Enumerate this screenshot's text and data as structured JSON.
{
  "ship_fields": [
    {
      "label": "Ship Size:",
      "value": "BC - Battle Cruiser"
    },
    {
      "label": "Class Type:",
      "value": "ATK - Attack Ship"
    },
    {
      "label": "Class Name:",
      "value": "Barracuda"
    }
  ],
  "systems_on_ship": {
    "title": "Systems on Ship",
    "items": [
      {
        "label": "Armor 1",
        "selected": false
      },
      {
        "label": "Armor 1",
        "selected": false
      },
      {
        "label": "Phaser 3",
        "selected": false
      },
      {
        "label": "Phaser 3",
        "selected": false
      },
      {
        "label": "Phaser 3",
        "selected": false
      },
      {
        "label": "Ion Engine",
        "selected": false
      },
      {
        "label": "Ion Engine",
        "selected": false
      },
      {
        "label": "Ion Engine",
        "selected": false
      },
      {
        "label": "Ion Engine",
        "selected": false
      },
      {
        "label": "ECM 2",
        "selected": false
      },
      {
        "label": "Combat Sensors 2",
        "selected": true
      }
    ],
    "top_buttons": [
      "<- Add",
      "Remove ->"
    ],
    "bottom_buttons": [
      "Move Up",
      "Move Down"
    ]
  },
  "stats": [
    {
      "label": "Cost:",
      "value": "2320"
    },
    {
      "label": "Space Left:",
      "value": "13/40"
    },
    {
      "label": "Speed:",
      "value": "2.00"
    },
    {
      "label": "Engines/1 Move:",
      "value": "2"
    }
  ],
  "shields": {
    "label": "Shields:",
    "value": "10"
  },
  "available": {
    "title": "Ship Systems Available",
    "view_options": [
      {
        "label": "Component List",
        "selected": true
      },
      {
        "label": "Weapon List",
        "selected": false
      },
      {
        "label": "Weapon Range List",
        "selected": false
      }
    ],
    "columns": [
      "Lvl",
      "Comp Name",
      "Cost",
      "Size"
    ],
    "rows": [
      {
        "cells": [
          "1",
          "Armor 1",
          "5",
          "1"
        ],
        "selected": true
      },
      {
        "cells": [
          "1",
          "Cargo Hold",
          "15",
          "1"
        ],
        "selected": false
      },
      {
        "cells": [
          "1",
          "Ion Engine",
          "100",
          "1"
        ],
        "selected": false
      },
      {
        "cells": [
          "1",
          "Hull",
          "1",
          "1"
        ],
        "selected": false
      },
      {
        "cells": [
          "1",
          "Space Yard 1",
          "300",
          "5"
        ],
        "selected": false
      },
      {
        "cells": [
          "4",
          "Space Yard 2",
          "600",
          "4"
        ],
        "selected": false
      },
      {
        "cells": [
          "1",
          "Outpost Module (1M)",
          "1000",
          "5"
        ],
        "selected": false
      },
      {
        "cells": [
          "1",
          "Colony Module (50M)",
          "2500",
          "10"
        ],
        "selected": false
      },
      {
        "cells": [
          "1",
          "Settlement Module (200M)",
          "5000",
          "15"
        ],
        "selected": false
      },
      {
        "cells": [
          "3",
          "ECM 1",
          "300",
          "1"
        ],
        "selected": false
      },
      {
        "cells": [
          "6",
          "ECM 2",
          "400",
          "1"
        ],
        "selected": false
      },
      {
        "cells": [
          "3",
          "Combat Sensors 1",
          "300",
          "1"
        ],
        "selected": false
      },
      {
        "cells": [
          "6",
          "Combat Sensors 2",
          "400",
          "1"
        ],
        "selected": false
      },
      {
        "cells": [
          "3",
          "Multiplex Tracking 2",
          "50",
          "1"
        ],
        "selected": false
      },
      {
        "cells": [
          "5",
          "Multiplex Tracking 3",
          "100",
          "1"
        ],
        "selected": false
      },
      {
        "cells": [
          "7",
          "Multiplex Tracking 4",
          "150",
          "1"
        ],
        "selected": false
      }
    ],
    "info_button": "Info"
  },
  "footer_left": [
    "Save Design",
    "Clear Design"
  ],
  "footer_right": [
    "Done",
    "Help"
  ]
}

# The exercise
Search the entries for the string "Weapon" and collect each line that has it.

# Output of the task
        "label": "Weapon List",
        "label": "Weapon Range List",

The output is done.